EXERCISE TASK:
Copy each line that contains the word "title".
----
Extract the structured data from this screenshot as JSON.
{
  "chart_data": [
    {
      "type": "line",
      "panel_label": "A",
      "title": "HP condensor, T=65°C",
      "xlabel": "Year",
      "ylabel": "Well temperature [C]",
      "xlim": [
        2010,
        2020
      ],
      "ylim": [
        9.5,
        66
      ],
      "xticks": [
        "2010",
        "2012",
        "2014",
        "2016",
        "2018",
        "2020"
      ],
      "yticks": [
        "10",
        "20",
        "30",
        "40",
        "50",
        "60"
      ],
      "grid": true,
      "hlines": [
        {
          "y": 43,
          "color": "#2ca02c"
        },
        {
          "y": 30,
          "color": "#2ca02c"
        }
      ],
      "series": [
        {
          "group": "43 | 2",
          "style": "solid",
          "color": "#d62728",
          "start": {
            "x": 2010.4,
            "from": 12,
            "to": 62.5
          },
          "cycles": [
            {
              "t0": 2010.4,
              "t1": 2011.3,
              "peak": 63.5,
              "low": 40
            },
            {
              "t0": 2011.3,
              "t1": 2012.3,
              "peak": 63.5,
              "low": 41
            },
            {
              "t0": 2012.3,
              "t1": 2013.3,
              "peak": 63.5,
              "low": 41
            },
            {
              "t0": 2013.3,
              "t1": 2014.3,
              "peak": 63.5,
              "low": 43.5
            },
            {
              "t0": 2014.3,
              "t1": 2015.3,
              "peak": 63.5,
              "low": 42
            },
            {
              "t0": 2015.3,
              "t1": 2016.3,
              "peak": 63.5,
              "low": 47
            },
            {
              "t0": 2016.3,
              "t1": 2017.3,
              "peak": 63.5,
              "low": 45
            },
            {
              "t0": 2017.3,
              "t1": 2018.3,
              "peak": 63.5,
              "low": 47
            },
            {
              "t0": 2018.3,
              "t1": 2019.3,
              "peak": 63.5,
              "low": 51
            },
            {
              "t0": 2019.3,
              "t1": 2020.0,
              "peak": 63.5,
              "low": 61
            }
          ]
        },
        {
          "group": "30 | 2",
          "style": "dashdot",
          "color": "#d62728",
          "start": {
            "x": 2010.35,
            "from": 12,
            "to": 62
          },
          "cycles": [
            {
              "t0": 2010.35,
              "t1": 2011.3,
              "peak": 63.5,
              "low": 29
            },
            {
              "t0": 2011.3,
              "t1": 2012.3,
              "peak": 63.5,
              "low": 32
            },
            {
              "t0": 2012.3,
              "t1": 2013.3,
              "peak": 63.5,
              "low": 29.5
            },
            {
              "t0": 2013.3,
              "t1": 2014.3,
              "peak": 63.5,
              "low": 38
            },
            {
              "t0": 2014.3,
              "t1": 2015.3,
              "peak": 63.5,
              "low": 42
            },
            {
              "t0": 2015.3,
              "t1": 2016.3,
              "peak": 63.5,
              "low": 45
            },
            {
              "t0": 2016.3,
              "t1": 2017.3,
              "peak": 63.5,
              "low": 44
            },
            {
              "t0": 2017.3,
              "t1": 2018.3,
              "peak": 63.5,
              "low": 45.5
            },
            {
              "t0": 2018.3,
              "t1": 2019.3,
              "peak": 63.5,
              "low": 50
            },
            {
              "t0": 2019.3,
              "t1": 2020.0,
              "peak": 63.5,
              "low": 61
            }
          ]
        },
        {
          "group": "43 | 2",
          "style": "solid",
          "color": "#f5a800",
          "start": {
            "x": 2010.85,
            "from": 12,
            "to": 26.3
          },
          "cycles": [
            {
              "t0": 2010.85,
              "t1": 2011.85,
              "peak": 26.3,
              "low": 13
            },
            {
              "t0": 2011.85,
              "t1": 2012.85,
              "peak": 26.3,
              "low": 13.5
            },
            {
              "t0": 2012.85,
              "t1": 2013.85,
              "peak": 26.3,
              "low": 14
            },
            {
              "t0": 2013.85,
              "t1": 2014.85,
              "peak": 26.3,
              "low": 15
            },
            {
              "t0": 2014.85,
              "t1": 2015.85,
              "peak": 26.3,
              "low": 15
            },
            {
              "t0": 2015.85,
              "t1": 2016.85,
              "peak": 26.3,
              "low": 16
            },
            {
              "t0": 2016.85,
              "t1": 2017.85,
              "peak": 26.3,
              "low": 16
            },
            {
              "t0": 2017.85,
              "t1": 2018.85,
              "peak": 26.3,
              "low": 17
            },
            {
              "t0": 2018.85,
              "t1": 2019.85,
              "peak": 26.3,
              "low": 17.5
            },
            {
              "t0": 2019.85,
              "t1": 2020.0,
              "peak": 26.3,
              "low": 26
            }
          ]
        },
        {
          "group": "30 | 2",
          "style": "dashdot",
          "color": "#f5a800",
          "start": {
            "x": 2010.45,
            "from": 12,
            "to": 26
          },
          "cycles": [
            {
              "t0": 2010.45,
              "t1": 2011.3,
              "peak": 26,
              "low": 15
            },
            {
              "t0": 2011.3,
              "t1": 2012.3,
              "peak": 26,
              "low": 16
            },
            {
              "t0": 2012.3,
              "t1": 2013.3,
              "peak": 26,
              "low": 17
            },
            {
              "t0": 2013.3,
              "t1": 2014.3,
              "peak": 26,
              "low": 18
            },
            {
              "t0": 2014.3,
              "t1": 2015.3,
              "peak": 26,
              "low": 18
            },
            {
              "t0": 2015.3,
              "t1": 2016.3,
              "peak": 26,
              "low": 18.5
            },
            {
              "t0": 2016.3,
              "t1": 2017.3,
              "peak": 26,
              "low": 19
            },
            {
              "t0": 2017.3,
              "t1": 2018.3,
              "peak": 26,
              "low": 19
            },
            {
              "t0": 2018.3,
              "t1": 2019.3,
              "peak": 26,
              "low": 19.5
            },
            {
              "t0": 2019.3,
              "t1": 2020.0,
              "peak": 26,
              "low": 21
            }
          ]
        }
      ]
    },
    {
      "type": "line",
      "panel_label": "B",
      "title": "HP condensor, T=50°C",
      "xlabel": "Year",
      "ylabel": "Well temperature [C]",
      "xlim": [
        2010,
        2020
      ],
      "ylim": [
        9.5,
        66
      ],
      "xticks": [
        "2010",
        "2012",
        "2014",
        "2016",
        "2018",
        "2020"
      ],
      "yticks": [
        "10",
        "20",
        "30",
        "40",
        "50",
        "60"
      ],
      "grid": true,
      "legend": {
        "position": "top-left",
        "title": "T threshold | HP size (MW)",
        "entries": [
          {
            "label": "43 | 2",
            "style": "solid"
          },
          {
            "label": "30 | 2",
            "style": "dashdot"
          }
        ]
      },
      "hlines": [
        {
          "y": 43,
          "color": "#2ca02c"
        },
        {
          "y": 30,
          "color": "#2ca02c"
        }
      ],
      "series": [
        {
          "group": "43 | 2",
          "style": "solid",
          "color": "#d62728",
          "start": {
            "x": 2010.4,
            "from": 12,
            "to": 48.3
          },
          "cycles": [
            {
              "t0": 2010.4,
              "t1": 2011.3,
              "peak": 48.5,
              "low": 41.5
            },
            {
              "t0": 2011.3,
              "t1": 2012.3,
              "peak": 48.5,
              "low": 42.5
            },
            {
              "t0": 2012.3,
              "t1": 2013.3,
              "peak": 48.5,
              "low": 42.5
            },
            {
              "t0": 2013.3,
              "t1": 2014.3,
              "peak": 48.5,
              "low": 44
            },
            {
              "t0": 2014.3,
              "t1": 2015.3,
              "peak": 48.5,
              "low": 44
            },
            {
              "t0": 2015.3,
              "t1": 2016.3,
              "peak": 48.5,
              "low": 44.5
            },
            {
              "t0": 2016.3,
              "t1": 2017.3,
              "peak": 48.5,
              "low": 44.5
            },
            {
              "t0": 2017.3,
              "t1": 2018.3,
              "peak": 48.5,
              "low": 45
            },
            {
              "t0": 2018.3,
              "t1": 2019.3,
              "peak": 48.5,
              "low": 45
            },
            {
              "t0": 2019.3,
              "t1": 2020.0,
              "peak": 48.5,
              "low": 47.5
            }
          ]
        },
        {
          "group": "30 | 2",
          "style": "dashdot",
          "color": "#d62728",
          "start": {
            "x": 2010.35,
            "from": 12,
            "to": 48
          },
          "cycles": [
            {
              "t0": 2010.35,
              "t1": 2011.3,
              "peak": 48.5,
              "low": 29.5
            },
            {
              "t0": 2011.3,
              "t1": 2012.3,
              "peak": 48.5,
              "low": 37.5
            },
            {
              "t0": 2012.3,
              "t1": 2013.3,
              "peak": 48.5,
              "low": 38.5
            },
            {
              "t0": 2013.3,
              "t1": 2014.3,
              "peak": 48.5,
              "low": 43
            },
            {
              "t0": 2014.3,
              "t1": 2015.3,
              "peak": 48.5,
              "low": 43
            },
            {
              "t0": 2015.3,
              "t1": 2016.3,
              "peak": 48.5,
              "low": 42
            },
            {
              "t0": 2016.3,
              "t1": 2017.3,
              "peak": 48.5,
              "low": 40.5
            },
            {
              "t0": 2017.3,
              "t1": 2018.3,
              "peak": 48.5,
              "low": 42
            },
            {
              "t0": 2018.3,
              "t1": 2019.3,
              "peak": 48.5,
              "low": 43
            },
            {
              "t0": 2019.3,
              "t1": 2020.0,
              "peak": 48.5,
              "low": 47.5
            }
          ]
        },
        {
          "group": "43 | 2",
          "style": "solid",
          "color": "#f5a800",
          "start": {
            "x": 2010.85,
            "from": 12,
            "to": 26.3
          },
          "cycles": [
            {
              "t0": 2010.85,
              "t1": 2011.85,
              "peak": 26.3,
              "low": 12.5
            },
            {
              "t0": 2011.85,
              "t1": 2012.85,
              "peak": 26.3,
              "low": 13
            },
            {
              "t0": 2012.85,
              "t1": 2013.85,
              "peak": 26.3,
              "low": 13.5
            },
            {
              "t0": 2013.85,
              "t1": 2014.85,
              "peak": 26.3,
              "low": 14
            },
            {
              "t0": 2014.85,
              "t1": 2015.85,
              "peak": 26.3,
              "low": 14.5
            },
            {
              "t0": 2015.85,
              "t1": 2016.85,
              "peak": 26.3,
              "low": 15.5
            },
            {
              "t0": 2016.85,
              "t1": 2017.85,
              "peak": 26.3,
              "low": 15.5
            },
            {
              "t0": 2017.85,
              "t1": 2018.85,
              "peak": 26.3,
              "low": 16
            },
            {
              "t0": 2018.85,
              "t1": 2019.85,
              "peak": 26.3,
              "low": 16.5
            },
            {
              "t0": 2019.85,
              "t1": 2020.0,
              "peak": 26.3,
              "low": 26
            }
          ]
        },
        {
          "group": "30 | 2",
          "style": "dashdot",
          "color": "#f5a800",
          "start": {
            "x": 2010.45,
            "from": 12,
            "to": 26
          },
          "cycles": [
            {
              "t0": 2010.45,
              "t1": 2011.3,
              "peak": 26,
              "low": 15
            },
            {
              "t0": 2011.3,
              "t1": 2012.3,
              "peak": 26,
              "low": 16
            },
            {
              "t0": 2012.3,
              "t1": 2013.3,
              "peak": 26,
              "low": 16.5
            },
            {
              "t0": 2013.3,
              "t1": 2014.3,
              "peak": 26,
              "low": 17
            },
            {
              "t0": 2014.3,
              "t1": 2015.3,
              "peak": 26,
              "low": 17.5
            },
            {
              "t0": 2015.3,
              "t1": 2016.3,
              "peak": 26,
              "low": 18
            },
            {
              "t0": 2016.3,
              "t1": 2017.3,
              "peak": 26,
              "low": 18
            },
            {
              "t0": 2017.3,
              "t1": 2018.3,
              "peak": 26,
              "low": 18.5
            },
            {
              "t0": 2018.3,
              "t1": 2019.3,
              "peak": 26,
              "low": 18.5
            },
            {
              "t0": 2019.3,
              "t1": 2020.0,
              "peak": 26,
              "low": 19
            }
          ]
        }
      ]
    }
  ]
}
----
RESPONSE TO THE TASK:
      "title": "HP condensor, T=65°C",
      "title": "HP condensor, T=50°C",
        "title": "T threshold | HP size (MW)",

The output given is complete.